> [GIVEN INSTRUCTION]
For each line below that contains the string "период", copy that line.

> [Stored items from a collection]
>>>

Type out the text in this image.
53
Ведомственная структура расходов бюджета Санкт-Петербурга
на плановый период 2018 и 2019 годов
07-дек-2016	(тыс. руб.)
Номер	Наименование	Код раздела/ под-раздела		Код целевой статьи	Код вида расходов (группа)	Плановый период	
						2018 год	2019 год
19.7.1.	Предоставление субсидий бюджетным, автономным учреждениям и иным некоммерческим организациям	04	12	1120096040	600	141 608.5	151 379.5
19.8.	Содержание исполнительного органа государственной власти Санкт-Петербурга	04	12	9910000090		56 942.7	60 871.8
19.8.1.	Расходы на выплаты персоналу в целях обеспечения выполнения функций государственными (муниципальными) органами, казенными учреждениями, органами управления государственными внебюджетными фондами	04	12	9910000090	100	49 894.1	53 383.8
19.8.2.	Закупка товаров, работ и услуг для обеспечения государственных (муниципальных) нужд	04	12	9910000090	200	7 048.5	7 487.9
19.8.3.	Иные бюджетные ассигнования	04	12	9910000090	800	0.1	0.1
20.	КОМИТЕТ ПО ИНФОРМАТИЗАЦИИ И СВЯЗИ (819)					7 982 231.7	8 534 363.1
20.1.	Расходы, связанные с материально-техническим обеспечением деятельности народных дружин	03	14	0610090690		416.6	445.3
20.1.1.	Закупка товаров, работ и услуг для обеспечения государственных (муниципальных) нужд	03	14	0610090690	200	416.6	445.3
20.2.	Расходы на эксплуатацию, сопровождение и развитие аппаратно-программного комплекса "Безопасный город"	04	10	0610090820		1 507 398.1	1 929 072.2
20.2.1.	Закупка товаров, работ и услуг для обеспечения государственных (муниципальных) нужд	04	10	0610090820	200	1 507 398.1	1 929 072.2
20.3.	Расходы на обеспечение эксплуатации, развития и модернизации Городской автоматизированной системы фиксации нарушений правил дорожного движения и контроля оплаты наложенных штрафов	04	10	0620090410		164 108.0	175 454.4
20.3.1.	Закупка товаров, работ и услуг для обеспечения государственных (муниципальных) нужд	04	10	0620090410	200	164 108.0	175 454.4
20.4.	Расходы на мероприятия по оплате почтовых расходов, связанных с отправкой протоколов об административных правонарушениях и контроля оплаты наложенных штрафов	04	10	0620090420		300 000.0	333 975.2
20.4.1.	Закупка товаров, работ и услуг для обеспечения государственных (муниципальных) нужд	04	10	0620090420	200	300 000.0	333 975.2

<<<

> [OUTPUT FOR THIS TASK]
на плановый период 2018 и 2019 годов
Номер	Наименование	Код раздела/ под-раздела		Код целевой статьи	Код вида расходов (группа)	Плановый период	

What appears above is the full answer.